■ **Aim**: Copy every line of the data in which the word "Start" occurs.

Dataset items:
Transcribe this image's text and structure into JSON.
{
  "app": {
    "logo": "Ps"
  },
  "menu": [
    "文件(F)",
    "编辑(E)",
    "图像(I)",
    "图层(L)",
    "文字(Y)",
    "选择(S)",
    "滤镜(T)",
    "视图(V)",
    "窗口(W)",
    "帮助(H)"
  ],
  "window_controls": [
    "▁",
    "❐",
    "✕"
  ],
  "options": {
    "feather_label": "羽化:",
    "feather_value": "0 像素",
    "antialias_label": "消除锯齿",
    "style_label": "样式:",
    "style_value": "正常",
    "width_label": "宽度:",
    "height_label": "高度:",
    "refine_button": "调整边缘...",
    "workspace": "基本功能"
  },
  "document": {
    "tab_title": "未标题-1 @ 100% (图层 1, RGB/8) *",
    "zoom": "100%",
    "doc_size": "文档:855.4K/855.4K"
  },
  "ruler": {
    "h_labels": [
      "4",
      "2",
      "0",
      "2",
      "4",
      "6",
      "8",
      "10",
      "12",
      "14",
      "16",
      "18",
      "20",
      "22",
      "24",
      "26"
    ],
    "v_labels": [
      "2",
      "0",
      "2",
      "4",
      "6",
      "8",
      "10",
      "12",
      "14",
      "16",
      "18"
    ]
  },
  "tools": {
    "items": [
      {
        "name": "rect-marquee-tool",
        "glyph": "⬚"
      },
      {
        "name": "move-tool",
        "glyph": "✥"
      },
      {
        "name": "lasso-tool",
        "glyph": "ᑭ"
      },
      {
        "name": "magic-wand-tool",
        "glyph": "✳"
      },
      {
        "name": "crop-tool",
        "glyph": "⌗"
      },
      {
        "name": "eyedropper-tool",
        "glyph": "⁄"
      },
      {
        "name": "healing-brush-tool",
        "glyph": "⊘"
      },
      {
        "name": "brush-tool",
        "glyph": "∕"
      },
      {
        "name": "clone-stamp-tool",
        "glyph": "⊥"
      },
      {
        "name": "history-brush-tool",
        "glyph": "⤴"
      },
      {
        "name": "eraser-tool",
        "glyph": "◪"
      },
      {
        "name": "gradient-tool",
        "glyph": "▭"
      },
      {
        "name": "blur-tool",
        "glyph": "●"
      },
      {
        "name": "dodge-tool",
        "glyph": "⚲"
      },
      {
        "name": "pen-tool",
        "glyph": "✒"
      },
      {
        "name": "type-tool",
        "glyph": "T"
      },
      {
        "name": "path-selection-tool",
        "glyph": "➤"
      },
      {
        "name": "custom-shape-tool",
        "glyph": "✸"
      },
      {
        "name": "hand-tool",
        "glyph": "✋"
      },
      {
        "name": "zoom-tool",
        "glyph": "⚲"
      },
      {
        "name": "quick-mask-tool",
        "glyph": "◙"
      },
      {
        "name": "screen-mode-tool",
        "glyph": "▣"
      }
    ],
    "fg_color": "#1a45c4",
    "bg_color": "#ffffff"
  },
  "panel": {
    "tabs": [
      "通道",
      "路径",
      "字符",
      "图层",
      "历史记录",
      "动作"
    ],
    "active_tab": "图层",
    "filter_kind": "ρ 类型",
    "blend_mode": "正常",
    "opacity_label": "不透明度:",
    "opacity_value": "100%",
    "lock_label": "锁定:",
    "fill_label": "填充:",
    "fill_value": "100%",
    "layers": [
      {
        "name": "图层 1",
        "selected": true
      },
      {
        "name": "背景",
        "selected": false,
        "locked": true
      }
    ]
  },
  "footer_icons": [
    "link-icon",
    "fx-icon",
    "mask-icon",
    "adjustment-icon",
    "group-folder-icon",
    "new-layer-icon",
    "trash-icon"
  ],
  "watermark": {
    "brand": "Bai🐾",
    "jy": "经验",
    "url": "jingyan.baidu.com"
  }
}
* * *
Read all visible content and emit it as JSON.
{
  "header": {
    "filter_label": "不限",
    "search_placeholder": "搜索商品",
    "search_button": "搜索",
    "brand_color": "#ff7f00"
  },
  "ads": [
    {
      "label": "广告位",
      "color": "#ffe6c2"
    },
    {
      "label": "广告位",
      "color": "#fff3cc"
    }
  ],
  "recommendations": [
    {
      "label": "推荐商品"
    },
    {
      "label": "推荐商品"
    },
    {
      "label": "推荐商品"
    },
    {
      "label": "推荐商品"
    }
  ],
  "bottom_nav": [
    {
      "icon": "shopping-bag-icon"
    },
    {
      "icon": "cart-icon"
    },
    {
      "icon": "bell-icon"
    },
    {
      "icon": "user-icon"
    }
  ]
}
---
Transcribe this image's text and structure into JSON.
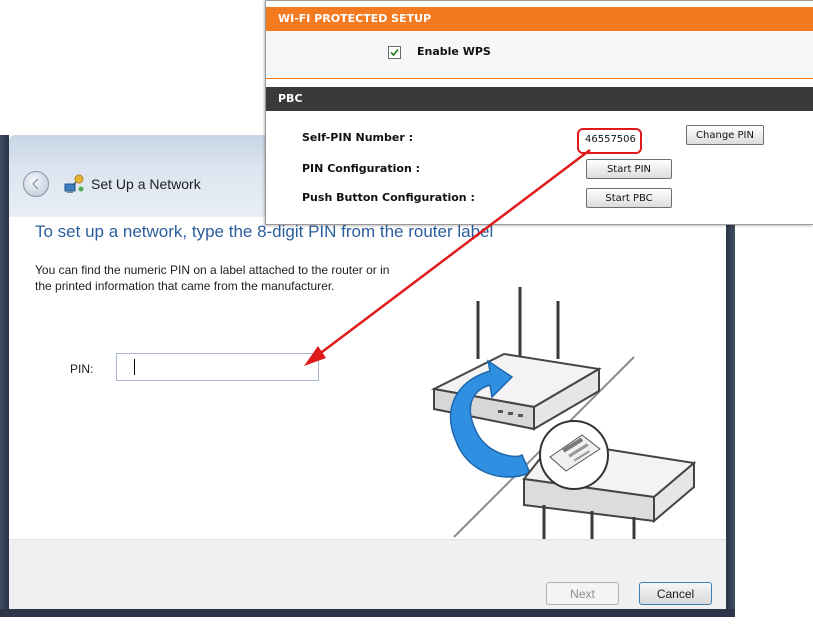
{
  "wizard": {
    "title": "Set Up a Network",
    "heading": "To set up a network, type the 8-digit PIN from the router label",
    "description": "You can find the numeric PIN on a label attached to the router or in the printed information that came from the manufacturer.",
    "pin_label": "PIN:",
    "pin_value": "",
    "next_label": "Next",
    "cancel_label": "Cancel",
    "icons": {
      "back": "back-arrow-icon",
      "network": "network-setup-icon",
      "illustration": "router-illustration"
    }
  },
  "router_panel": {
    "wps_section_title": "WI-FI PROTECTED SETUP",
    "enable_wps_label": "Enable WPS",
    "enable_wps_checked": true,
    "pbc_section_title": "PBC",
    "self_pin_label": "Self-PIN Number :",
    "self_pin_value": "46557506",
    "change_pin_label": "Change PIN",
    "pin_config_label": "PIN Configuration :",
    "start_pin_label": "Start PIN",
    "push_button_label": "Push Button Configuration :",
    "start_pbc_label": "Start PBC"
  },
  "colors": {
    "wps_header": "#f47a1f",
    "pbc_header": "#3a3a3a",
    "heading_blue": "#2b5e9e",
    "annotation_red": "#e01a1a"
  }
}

■ **Task output**:
    "start_pin_label": "Start PIN",
    "start_pbc_label": "Start PBC"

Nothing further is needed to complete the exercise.